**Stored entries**
┄┄┄┄┄┄┄┄┄┄┄┄┄┄┄┄┄┄┄┄
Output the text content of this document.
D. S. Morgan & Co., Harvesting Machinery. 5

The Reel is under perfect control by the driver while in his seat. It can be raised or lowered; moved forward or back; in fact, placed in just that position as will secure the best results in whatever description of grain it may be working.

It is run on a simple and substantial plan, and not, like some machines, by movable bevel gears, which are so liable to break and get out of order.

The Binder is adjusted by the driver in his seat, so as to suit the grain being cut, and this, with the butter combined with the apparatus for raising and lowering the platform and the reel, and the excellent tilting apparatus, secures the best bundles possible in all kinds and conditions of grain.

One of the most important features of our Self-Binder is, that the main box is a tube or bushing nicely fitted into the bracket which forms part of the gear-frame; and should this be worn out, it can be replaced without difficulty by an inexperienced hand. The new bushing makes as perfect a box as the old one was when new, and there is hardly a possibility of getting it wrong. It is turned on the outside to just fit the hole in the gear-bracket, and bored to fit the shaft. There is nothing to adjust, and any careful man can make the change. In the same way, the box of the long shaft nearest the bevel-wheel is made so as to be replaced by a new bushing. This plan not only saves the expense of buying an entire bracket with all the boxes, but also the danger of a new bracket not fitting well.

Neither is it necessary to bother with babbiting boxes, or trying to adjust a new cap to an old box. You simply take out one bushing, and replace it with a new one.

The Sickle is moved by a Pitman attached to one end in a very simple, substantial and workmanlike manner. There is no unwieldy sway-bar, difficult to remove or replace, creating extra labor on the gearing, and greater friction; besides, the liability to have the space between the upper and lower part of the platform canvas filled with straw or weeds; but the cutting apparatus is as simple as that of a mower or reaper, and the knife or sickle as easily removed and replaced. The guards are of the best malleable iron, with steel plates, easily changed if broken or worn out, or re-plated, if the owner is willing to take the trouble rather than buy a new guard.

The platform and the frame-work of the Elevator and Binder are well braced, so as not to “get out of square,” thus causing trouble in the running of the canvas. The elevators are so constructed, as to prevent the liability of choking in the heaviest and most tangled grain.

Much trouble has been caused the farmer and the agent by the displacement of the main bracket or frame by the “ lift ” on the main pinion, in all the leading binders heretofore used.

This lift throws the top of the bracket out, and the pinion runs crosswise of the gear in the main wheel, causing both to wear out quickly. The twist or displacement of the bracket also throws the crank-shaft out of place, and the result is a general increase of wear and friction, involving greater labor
┄┄┄┄┄┄┄┄┄┄┄┄┄┄┄┄┄┄┄┄
**EXERCISE**
Output the records exactly, including every line.

**EXERCISE OUTPUT**
Output the text content of this document.
D. S. Morgan & Co., Harvesting Machinery. 5

The Reel is under perfect control by the driver while in his seat. It can be raised or lowered; moved forward or back; in fact, placed in just that position as will secure the best results in whatever description of grain it may be working.

It is run on a simple and substantial plan, and not, like some machines, by movable bevel gears, which are so liable to break and get out of order.

The Binder is adjusted by the driver in his seat, so as to suit the grain being cut, and this, with the butter combined with the apparatus for raising and lowering the platform and the reel, and the excellent tilting apparatus, secures the best bundles possible in all kinds and conditions of grain.

One of the most important features of our Self-Binder is, that the main box is a tube or bushing nicely fitted into the bracket which forms part of the gear-frame; and should this be worn out, it can be replaced without difficulty by an inexperienced hand. The new bushing makes as perfect a box as the old one was when new, and there is hardly a possibility of getting it wrong. It is turned on the outside to just fit the hole in the gear-bracket, and bored to fit the shaft. There is nothing to adjust, and any careful man can make the change. In the same way, the box of the long shaft nearest the bevel-wheel is made so as to be replaced by a new bushing. This plan not only saves the expense of buying an entire bracket with all the boxes, but also the danger of a new bracket not fitting well.

Neither is it necessary to bother with babbiting boxes, or trying to adjust a new cap to an old box. You simply take out one bushing, and replace it with a new one.

The Sickle is moved by a Pitman attached to one end in a very simple, substantial and workmanlike manner. There is no unwieldy sway-bar, difficult to remove or replace, creating extra labor on the gearing, and greater friction; besides, the liability to have the space between the upper and lower part of the platform canvas filled with straw or weeds; but the cutting apparatus is as simple as that of a mower or reaper, and the knife or sickle as easily removed and replaced. The guards are of the best malleable iron, with steel plates, easily changed if broken or worn out, or re-plated, if the owner is willing to take the trouble rather than buy a new guard.

The platform and the frame-work of the Elevator and Binder are well braced, so as not to “get out of square,” thus causing trouble in the running of the canvas. The elevators are so constructed, as to prevent the liability of choking in the heaviest and most tangled grain.

Much trouble has been caused the farmer and the agent by the displacement of the main bracket or frame by the “ lift ” on the main pinion, in all the leading binders heretofore used.

This lift throws the top of the bracket out, and the pinion runs crosswise of the gear in the main wheel, causing both to wear out quickly. The twist or displacement of the bracket also throws the crank-shaft out of place, and the result is a general increase of wear and friction, involving greater labor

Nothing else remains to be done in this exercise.